Write out all of the data exactly as it appears.

=== Records provided ===

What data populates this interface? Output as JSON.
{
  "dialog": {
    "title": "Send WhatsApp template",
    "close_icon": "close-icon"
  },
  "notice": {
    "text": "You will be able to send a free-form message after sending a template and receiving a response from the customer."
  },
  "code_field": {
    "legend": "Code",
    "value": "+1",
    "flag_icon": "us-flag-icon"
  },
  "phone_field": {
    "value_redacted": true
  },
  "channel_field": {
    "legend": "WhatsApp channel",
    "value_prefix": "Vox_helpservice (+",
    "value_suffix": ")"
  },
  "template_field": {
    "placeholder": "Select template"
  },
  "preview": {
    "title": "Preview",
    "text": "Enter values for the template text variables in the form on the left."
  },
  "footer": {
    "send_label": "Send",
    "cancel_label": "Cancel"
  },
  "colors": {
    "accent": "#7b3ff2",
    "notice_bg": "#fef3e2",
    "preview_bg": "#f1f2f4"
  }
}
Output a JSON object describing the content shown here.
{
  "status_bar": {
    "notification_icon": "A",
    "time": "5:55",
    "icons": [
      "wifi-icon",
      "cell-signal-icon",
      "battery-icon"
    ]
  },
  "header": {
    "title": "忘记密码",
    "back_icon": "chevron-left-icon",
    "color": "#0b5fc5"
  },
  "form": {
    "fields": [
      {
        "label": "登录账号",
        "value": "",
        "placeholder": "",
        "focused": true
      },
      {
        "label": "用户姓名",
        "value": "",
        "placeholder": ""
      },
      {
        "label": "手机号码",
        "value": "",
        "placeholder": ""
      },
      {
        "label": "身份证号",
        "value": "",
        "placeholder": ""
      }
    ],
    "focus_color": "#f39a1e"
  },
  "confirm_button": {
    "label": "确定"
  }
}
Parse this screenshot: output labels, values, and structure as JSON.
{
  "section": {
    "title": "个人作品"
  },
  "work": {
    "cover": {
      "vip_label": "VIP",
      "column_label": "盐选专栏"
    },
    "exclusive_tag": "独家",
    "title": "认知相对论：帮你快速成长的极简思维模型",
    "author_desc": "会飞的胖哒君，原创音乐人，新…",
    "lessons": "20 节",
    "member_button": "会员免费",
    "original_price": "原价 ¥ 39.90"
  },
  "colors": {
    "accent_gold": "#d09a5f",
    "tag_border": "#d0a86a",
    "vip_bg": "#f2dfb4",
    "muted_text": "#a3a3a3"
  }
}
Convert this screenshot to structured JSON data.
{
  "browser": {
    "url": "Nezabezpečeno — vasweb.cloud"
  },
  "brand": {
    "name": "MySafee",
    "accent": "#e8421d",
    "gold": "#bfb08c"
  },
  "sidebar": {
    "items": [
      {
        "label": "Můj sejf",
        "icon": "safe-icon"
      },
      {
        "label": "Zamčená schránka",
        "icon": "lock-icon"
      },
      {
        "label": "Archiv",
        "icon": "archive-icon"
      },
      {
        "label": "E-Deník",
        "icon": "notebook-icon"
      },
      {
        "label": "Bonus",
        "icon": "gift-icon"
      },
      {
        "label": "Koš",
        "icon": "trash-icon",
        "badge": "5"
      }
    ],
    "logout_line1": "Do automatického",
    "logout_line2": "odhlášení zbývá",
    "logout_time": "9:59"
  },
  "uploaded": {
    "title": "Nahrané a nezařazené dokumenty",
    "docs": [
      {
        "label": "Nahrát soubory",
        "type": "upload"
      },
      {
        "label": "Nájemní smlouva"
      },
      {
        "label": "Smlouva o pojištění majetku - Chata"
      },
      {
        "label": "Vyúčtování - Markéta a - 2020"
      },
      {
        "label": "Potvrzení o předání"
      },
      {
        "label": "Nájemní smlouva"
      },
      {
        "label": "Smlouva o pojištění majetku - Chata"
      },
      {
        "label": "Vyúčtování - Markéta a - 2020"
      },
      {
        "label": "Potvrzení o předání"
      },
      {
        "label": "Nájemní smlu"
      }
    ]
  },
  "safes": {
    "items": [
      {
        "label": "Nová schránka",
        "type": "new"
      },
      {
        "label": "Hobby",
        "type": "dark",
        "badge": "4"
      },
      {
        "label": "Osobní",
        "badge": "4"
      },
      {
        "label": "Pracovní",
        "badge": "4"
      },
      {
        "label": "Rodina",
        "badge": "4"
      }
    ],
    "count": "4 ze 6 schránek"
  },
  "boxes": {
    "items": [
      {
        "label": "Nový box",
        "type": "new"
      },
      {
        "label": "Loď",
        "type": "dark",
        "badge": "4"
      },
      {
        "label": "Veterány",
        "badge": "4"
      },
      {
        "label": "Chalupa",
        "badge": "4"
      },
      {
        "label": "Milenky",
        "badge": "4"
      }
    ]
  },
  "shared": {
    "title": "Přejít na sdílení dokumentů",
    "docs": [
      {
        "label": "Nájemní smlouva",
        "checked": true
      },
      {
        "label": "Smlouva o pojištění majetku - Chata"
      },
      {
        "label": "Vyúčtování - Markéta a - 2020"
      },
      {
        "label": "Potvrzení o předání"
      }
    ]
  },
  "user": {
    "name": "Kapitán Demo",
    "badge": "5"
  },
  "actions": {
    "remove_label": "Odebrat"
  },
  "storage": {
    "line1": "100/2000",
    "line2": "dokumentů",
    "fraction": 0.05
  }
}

===

- Response for this exercise:
What data populates this interface? Output as JSON.
{
  "dialog": {
    "title": "Send WhatsApp template",
    "close_icon": "close-icon"
  },
  "notice": {
    "text": "You will be able to send a free-form message after sending a template and receiving a response from the customer."
  },
  "code_field": {
    "legend": "Code",
    "value": "+1",
    "flag_icon": "us-flag-icon"
  },
  "phone_field": {
    "value_redacted": true
  },
  "channel_field": {
    "legend": "WhatsApp channel",
    "value_prefix": "Vox_helpservice (+",
    "value_suffix": ")"
  },
  "template_field": {
    "placeholder": "Select template"
  },
  "preview": {
    "title": "Preview",
    "text": "Enter values for the template text variables in the form on the left."
  },
  "footer": {
    "send_label": "Send",
    "cancel_label": "Cancel"
  },
  "colors": {
    "accent": "#7b3ff2",
    "notice_bg": "#fef3e2",
    "preview_bg": "#f1f2f4"
  }
}
Output a JSON object describing the content shown here.
{
  "status_bar": {
    "notification_icon": "A",
    "time": "5:55",
    "icons": [
      "wifi-icon",
      "cell-signal-icon",
      "battery-icon"
    ]
  },
  "header": {
    "title": "忘记密码",
    "back_icon": "chevron-left-icon",
    "color": "#0b5fc5"
  },
  "form": {
    "fields": [
      {
        "label": "登录账号",
        "value": "",
        "placeholder": "",
        "focused": true
      },
      {
        "label": "用户姓名",
        "value": "",
        "placeholder": ""
      },
      {
        "label": "手机号码",
        "value": "",
        "placeholder": ""
      },
      {
        "label": "身份证号",
        "value": "",
        "placeholder": ""
      }
    ],
    "focus_color": "#f39a1e"
  },
  "confirm_button": {
    "label": "确定"
  }
}
Parse this screenshot: output labels, values, and structure as JSON.
{
  "section": {
    "title": "个人作品"
  },
  "work": {
    "cover": {
      "vip_label": "VIP",
      "column_label": "盐选专栏"
    },
    "exclusive_tag": "独家",
    "title": "认知相对论：帮你快速成长的极简思维模型",
    "author_desc": "会飞的胖哒君，原创音乐人，新…",
    "lessons": "20 节",
    "member_button": "会员免费",
    "original_price": "原价 ¥ 39.90"
  },
  "colors": {
    "accent_gold": "#d09a5f",
    "tag_border": "#d0a86a",
    "vip_bg": "#f2dfb4",
    "muted_text": "#a3a3a3"
  }
}
Convert this screenshot to structured JSON data.
{
  "browser": {
    "url": "Nezabezpečeno — vasweb.cloud"
  },
  "brand": {
    "name": "MySafee",
    "accent": "#e8421d",
    "gold": "#bfb08c"
  },
  "sidebar": {
    "items": [
      {
        "label": "Můj sejf",
        "icon": "safe-icon"
      },
      {
        "label": "Zamčená schránka",
        "icon": "lock-icon"
      },
      {
        "label": "Archiv",
        "icon": "archive-icon"
      },
      {
        "label": "E-Deník",
        "icon": "notebook-icon"
      },
      {
        "label": "Bonus",
        "icon": "gift-icon"
      },
      {
        "label": "Koš",
        "icon": "trash-icon",
        "badge": "5"
      }
    ],
    "logout_line1": "Do automatického",
    "logout_line2": "odhlášení zbývá",
    "logout_time": "9:59"
  },
  "uploaded": {
    "title": "Nahrané a nezařazené dokumenty",
    "docs": [
      {
        "label": "Nahrát soubory",
        "type": "upload"
      },
      {
        "label": "Nájemní smlouva"
      },
      {
        "label": "Smlouva o pojištění majetku - Chata"
      },
      {
        "label": "Vyúčtování - Markéta a - 2020"
      },
      {
        "label": "Potvrzení o předání"
      },
      {
        "label": "Nájemní smlouva"
      },
      {
        "label": "Smlouva o pojištění majetku - Chata"
      },
      {
        "label": "Vyúčtování - Markéta a - 2020"
      },
      {
        "label": "Potvrzení o předání"
      },
      {
        "label": "Nájemní smlu"
      }
    ]
  },
  "safes": {
    "items": [
      {
        "label": "Nová schránka",
        "type": "new"
      },
      {
        "label": "Hobby",
        "type": "dark",
        "badge": "4"
      },
      {
        "label": "Osobní",
        "badge": "4"
      },
      {
        "label": "Pracovní",
        "badge": "4"
      },
      {
        "label": "Rodina",
        "badge": "4"
      }
    ],
    "count": "4 ze 6 schránek"
  },
  "boxes": {
    "items": [
      {
        "label": "Nový box",
        "type": "new"
      },
      {
        "label": "Loď",
        "type": "dark",
        "badge": "4"
      },
      {
        "label": "Veterány",
        "badge": "4"
      },
      {
        "label": "Chalupa",
        "badge": "4"
      },
      {
        "label": "Milenky",
        "badge": "4"
      }
    ]
  },
  "shared": {
    "title": "Přejít na sdílení dokumentů",
    "docs": [
      {
        "label": "Nájemní smlouva",
        "checked": true
      },
      {
        "label": "Smlouva o pojištění majetku - Chata"
      },
      {
        "label": "Vyúčtování - Markéta a - 2020"
      },
      {
        "label": "Potvrzení o předání"
      }
    ]
  },
  "user": {
    "name": "Kapitán Demo",
    "badge": "5"
  },
  "actions": {
    "remove_label": "Odebrat"
  },
  "storage": {
    "line1": "100/2000",
    "line2": "dokumentů",
    "fraction": 0.05
  }
}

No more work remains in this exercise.